▶ [GOAL]: Retype each line of the material exactly, please, skipping any picture in it.

═══ MATERIALS PROVIDED

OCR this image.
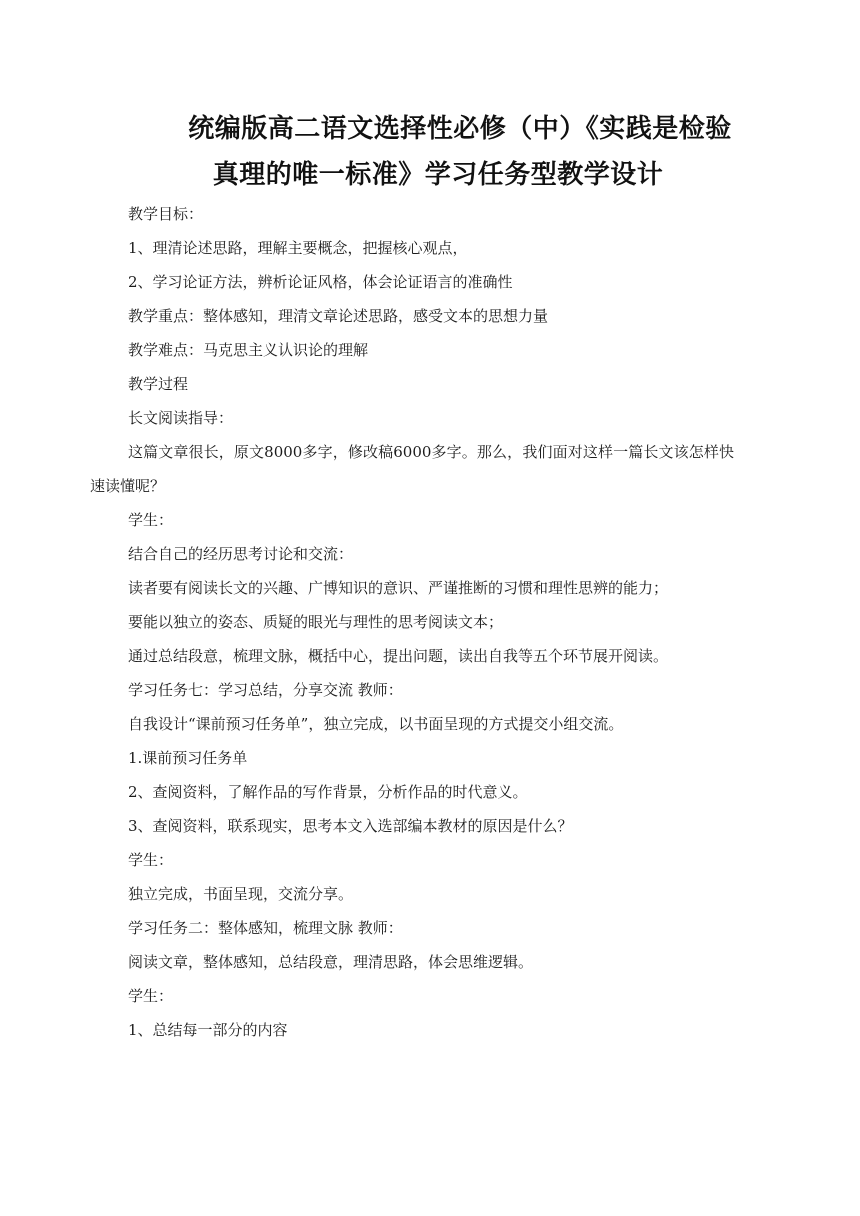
统编版高二语文选择性必修（中）《实践是检验
真理的唯一标准》学习任务型教学设计

教学目标：

1、理清论述思路，理解主要概念，把握核心观点，

2、学习论证方法，辨析论证风格，体会论证语言的准确性

教学重点：整体感知，理清文章论述思路，感受文本的思想力量

教学难点：马克思主义认识论的理解

教学过程

长文阅读指导：

这篇文章很长，原文8000多字，修改稿6000多字。那么，我们面对这样一篇长文该怎样快速读懂呢？

学生：

结合自己的经历思考讨论和交流：

读者要有阅读长文的兴趣、广博知识的意识、严谨推断的习惯和理性思辨的能力；

要能以独立的姿态、质疑的眼光与理性的思考阅读文本；

通过总结段意，梳理文脉，概括中心，提出问题，读出自我等五个环节展开阅读。

学习任务七：学习总结，分享交流 教师：

自我设计“课前预习任务单”，独立完成，以书面呈现的方式提交小组交流。

1.课前预习任务单

2、查阅资料，了解作品的写作背景，分析作品的时代意义。

3、查阅资料，联系现实，思考本文入选部编本教材的原因是什么？

学生：

独立完成，书面呈现，交流分享。

学习任务二：整体感知，梳理文脉 教师：

阅读文章，整体感知，总结段意，理清思路，体会思维逻辑。

学生：

1、总结每一部分的内容
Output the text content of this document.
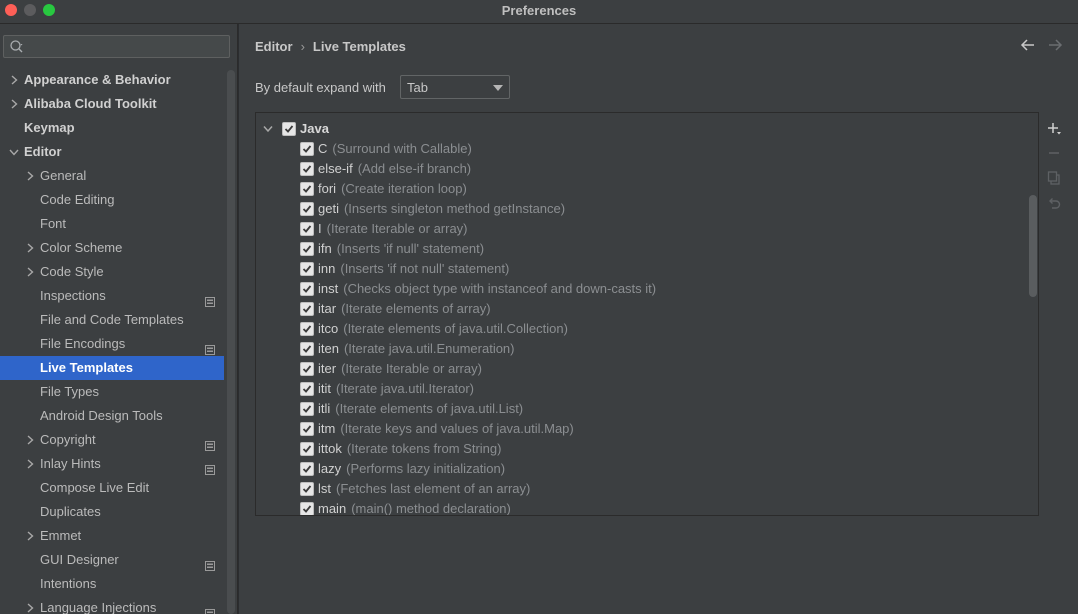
Preferences
Appearance & Behavior
Alibaba Cloud Toolkit
Keymap
Editor
General
Code Editing
Font
Color Scheme
Code Style
Inspections
File and Code Templates
File Encodings
Live Templates
File Types
Android Design Tools
Copyright
Inlay Hints
Compose Live Edit
Duplicates
Emmet
GUI Designer
Intentions
Language Injections
Editor › Live Templates
By default expand with Tab
Java
C (Surround with Callable)
else-if (Add else-if branch)
fori (Create iteration loop)
geti (Inserts singleton method getInstance)
I (Iterate Iterable or array)
ifn (Inserts 'if null' statement)
inn (Inserts 'if not null' statement)
inst (Checks object type with instanceof and down-casts it)
itar (Iterate elements of array)
itco (Iterate elements of java.util.Collection)
iten (Iterate java.util.Enumeration)
iter (Iterate Iterable or array)
itit (Iterate java.util.Iterator)
itli (Iterate elements of java.util.List)
itm (Iterate keys and values of java.util.Map)
ittok (Iterate tokens from String)
lazy (Performs lazy initialization)
lst (Fetches last element of an array)
main (main() method declaration)
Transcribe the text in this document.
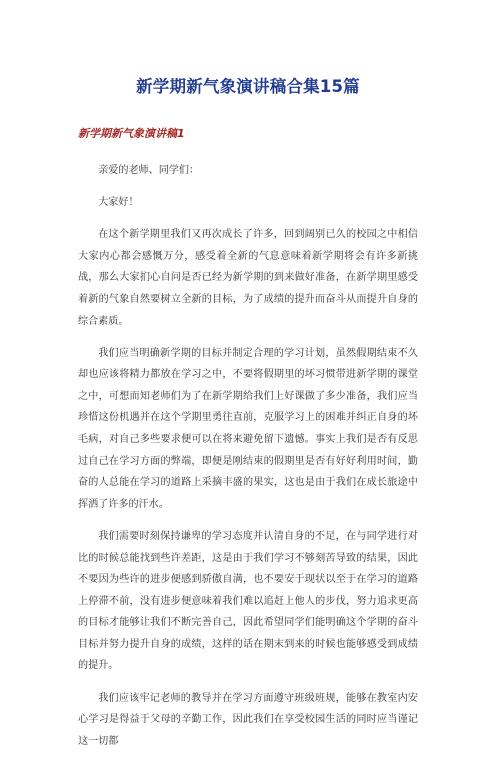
新学期新气象演讲稿合集15篇
新学期新气象演讲稿1

亲爱的老师、同学们：

大家好！

在这个新学期里我们又再次成长了许多，回到阔别已久的校园之中相信大家内心都会感慨万分，感受着全新的气息意味着新学期将会有许多新挑战，那么大家扪心自问是否已经为新学期的到来做好准备，在新学期里感受着新的气象自然要树立全新的目标，为了成绩的提升而奋斗从而提升自身的综合素质。

我们应当明确新学期的目标并制定合理的学习计划，虽然假期结束不久却也应该将精力都放在学习之中，不要将假期里的坏习惯带进新学期的课堂之中，可想而知老师们为了在新学期给我们上好课做了多少准备，我们应当珍惜这份机遇并在这个学期里勇往直前，克服学习上的困难并纠正自身的坏毛病，对自己多些要求便可以在将来避免留下遗憾。事实上我们是否有反思过自己在学习方面的弊端，即便是刚结束的假期里是否有好好利用时间，勤奋的人总能在学习的道路上采摘丰盛的果实，这也是由于我们在成长旅途中挥洒了许多的汗水。

我们需要时刻保持谦卑的学习态度并认清自身的不足，在与同学进行对比的时候总能找到些许差距，这是由于我们学习不够刻苦导致的结果，因此不要因为些许的进步便感到骄傲自满，也不要安于现状以至于在学习的道路上停滞不前，没有进步便意味着我们难以追赶上他人的步伐，努力追求更高的目标才能够让我们不断完善自己，因此希望同学们能明确这个学期的奋斗目标并努力提升自身的成绩，这样的话在期末到来的时候也能够感受到成绩的提升。

我们应该牢记老师的教导并在学习方面遵守班级班规，能够在教室内安心学习是得益于父母的辛勤工作，因此我们在享受校园生活的同时应当谨记这一切都
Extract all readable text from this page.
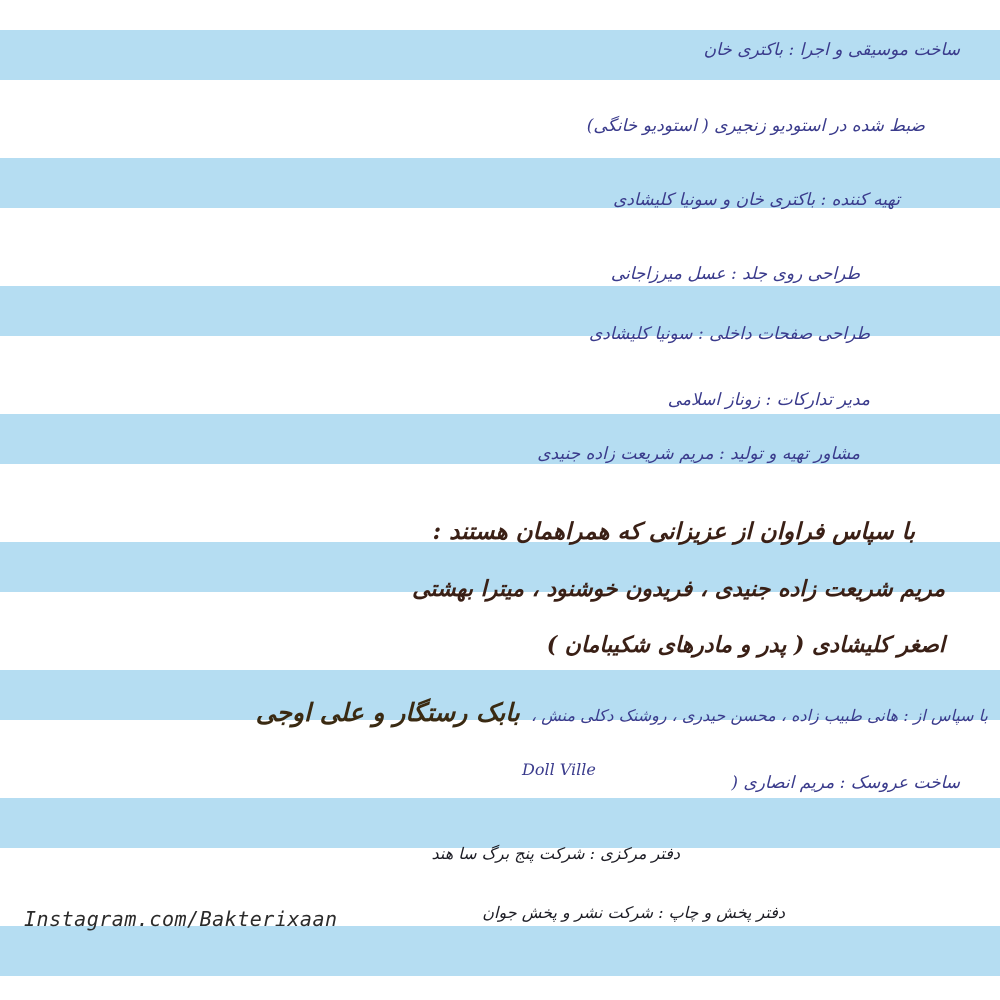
ساخت موسیقی و اجرا : باکتری خان
ضبط شده در استودیو زنجیری ( استودیو خانگی)
تهیه کننده : باکتری خان و سونیا کلیشادی
طراحی روی جلد : عسل میرزاجانی
طراحی صفحات داخلی : سونیا کلیشادی
مدیر تدارکات : زوناز اسلامی
مشاور تهیه و تولید : مریم شریعت زاده جنیدی
با سپاس فراوان از عزیزانی که همراهمان هستند :
مریم شریعت زاده جنیدی ، فریدون خوشنود ، میترا بهشتی
اصغر کلیشادی ( پدر و مادرهای شکیبامان )
با سپاس از : هانی طبیب زاده ، محسن حیدری ، روشنک دکلی منش ، بابک رستگار و علی اوجی
ساخت عروسک : مریم انصاری (
Doll Ville
دفتر مرکزی : شرکت پنج برگ سا هند
دفتر پخش و چاپ : شرکت نشر و پخش جوان
Instagram.com/Bakterixaan
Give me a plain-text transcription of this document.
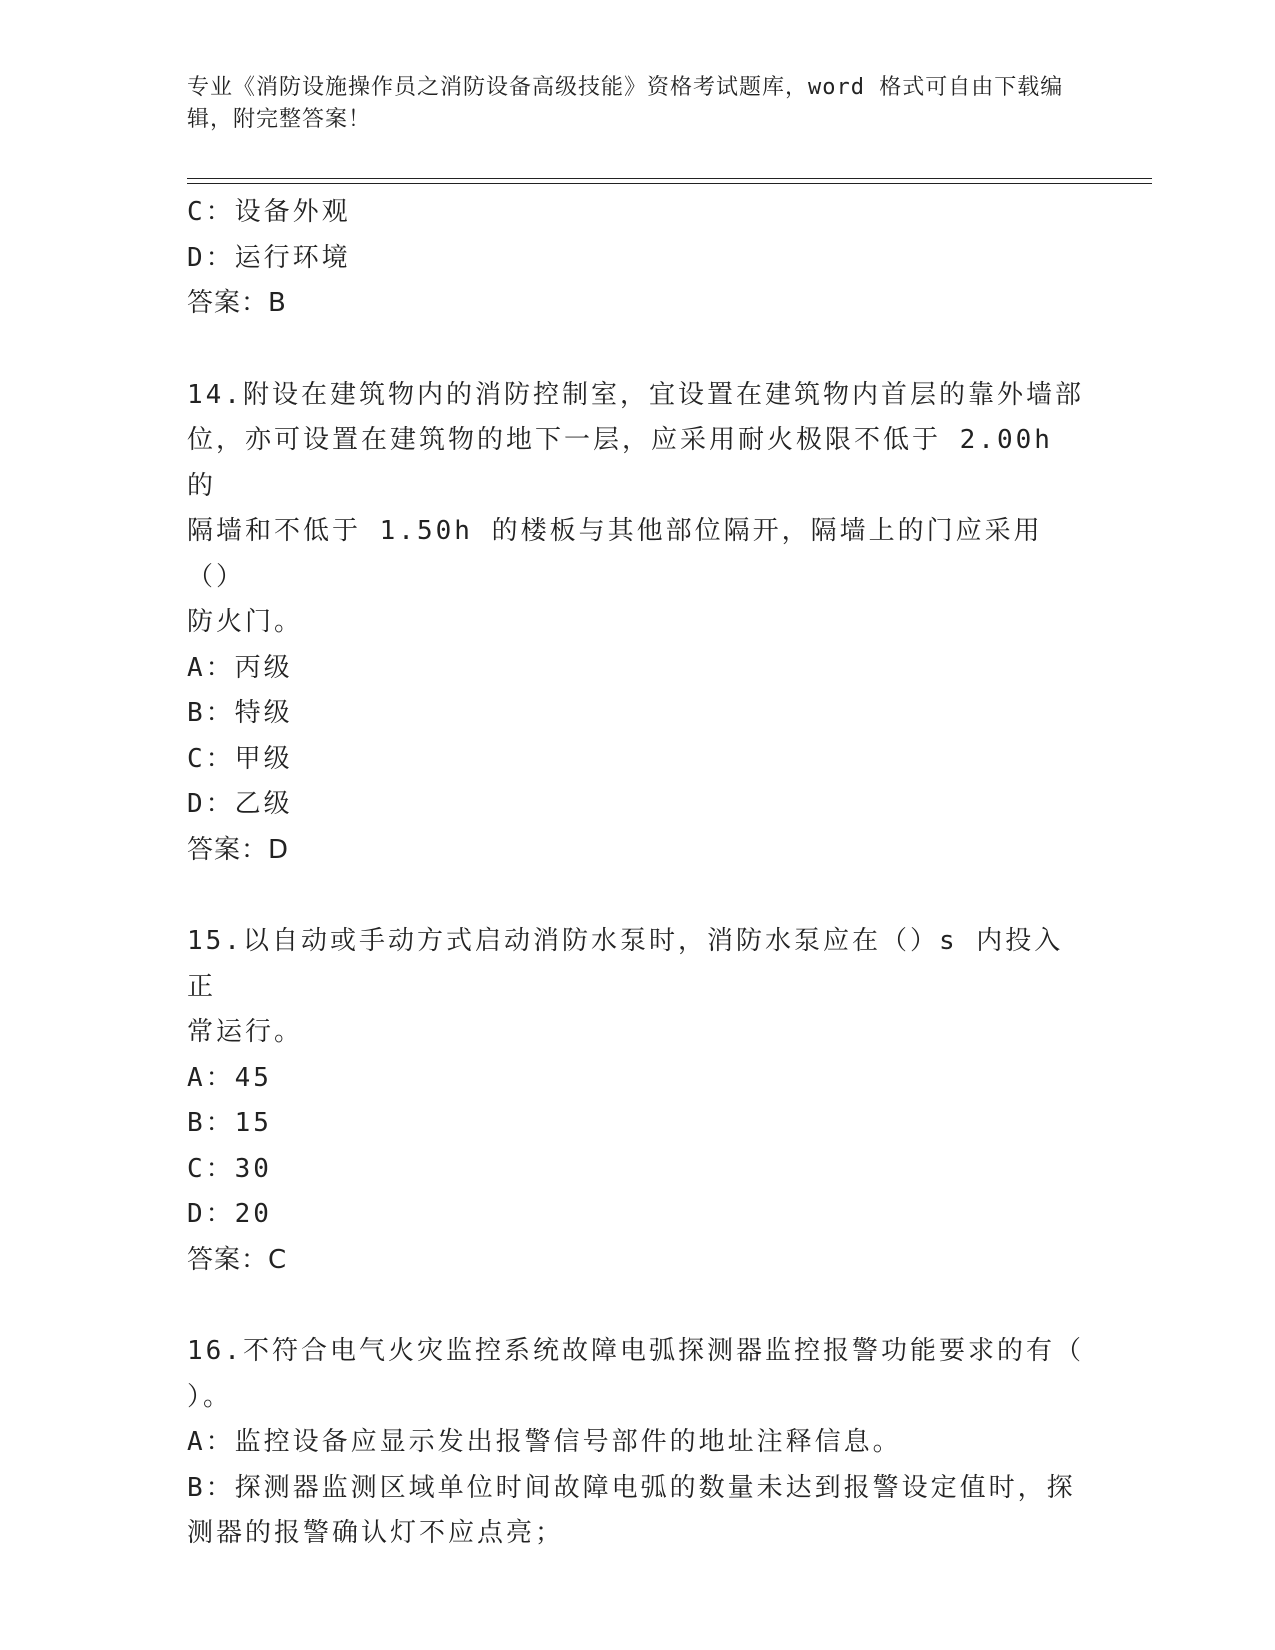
专业《消防设施操作员之消防设备高级技能》资格考试题库，word 格式可自由下载编辑，附完整答案！

C：设备外观

D：运行环境

答案：B

14.附设在建筑物内的消防控制室，宜设置在建筑物内首层的靠外墙部

位，亦可设置在建筑物的地下一层，应采用耐火极限不低于 2.00h 的

隔墙和不低于 1.50h 的楼板与其他部位隔开，隔墙上的门应采用（）

防火门。

A：丙级

B：特级

C：甲级

D：乙级

答案：D

15.以自动或手动方式启动消防水泵时，消防水泵应在（）s 内投入正

常运行。

A：45

B：15

C：30

D：20

答案：C

16.不符合电气火灾监控系统故障电弧探测器监控报警功能要求的有（

）。

A：监控设备应显示发出报警信号部件的地址注释信息。

B：探测器监测区域单位时间故障电弧的数量未达到报警设定值时，探

测器的报警确认灯不应点亮；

══════

▶ [WRITTEN RESPONSE]:
OCR this image.
统编版高二语文选择性必修（中）《实践是检验
真理的唯一标准》学习任务型教学设计

教学目标：

1、理清论述思路，理解主要概念，把握核心观点，

2、学习论证方法，辨析论证风格，体会论证语言的准确性

教学重点：整体感知，理清文章论述思路，感受文本的思想力量

教学难点：马克思主义认识论的理解

教学过程

长文阅读指导：

这篇文章很长，原文8000多字，修改稿6000多字。那么，我们面对这样一篇长文该怎样快速读懂呢？

学生：

结合自己的经历思考讨论和交流：

读者要有阅读长文的兴趣、广博知识的意识、严谨推断的习惯和理性思辨的能力；

要能以独立的姿态、质疑的眼光与理性的思考阅读文本；

通过总结段意，梳理文脉，概括中心，提出问题，读出自我等五个环节展开阅读。

学习任务七：学习总结，分享交流 教师：

自我设计“课前预习任务单”，独立完成，以书面呈现的方式提交小组交流。

1.课前预习任务单

2、查阅资料，了解作品的写作背景，分析作品的时代意义。

3、查阅资料，联系现实，思考本文入选部编本教材的原因是什么？

学生：

独立完成，书面呈现，交流分享。

学习任务二：整体感知，梳理文脉 教师：

阅读文章，整体感知，总结段意，理清思路，体会思维逻辑。

学生：

1、总结每一部分的内容
Output the text content of this document.
Preferences
Appearance & Behavior
Alibaba Cloud Toolkit
Keymap
Editor
General
Code Editing
Font
Color Scheme
Code Style
Inspections
File and Code Templates
File Encodings
Live Templates
File Types
Android Design Tools
Copyright
Inlay Hints
Compose Live Edit
Duplicates
Emmet
GUI Designer
Intentions
Language Injections
Editor › Live Templates
By default expand with Tab
Java
C (Surround with Callable)
else-if (Add else-if branch)
fori (Create iteration loop)
geti (Inserts singleton method getInstance)
I (Iterate Iterable or array)
ifn (Inserts 'if null' statement)
inn (Inserts 'if not null' statement)
inst (Checks object type with instanceof and down-casts it)
itar (Iterate elements of array)
itco (Iterate elements of java.util.Collection)
iten (Iterate java.util.Enumeration)
iter (Iterate Iterable or array)
itit (Iterate java.util.Iterator)
itli (Iterate elements of java.util.List)
itm (Iterate keys and values of java.util.Map)
ittok (Iterate tokens from String)
lazy (Performs lazy initialization)
lst (Fetches last element of an array)
main (main() method declaration)
Transcribe the text in this document.
新学期新气象演讲稿合集15篇
新学期新气象演讲稿1

亲爱的老师、同学们：

大家好！

在这个新学期里我们又再次成长了许多，回到阔别已久的校园之中相信大家内心都会感慨万分，感受着全新的气息意味着新学期将会有许多新挑战，那么大家扪心自问是否已经为新学期的到来做好准备，在新学期里感受着新的气象自然要树立全新的目标，为了成绩的提升而奋斗从而提升自身的综合素质。

我们应当明确新学期的目标并制定合理的学习计划，虽然假期结束不久却也应该将精力都放在学习之中，不要将假期里的坏习惯带进新学期的课堂之中，可想而知老师们为了在新学期给我们上好课做了多少准备，我们应当珍惜这份机遇并在这个学期里勇往直前，克服学习上的困难并纠正自身的坏毛病，对自己多些要求便可以在将来避免留下遗憾。事实上我们是否有反思过自己在学习方面的弊端，即便是刚结束的假期里是否有好好利用时间，勤奋的人总能在学习的道路上采摘丰盛的果实，这也是由于我们在成长旅途中挥洒了许多的汗水。

我们需要时刻保持谦卑的学习态度并认清自身的不足，在与同学进行对比的时候总能找到些许差距，这是由于我们学习不够刻苦导致的结果，因此不要因为些许的进步便感到骄傲自满，也不要安于现状以至于在学习的道路上停滞不前，没有进步便意味着我们难以追赶上他人的步伐，努力追求更高的目标才能够让我们不断完善自己，因此希望同学们能明确这个学期的奋斗目标并努力提升自身的成绩，这样的话在期末到来的时候也能够感受到成绩的提升。

我们应该牢记老师的教导并在学习方面遵守班级班规，能够在教室内安心学习是得益于父母的辛勤工作，因此我们在享受校园生活的同时应当谨记这一切都
Extract all readable text from this page.
ساخت موسیقی و اجرا : باکتری خان
ضبط شده در استودیو زنجیری ( استودیو خانگی)
تهیه کننده : باکتری خان و سونیا کلیشادی
طراحی روی جلد : عسل میرزاجانی
طراحی صفحات داخلی : سونیا کلیشادی
مدیر تدارکات : زوناز اسلامی
مشاور تهیه و تولید : مریم شریعت زاده جنیدی
با سپاس فراوان از عزیزانی که همراهمان هستند :
مریم شریعت زاده جنیدی ، فریدون خوشنود ، میترا بهشتی
اصغر کلیشادی ( پدر و مادرهای شکیبامان )
با سپاس از : هانی طبیب زاده ، محسن حیدری ، روشنک دکلی منش ، بابک رستگار و علی اوجی
ساخت عروسک : مریم انصاری (
Doll Ville
دفتر مرکزی : شرکت پنج برگ سا هند
دفتر پخش و چاپ : شرکت نشر و پخش جوان
Instagram.com/Bakterixaan
Give me a plain-text transcription of this document.
专业《消防设施操作员之消防设备高级技能》资格考试题库，word 格式可自由下载编辑，附完整答案！

C：设备外观

D：运行环境

答案：B

14.附设在建筑物内的消防控制室，宜设置在建筑物内首层的靠外墙部

位，亦可设置在建筑物的地下一层，应采用耐火极限不低于 2.00h 的

隔墙和不低于 1.50h 的楼板与其他部位隔开，隔墙上的门应采用（）

防火门。

A：丙级

B：特级

C：甲级

D：乙级

答案：D

15.以自动或手动方式启动消防水泵时，消防水泵应在（）s 内投入正

常运行。

A：45

B：15

C：30

D：20

答案：C

16.不符合电气火灾监控系统故障电弧探测器监控报警功能要求的有（

）。

A：监控设备应显示发出报警信号部件的地址注释信息。

B：探测器监测区域单位时间故障电弧的数量未达到报警设定值时，探

测器的报警确认灯不应点亮；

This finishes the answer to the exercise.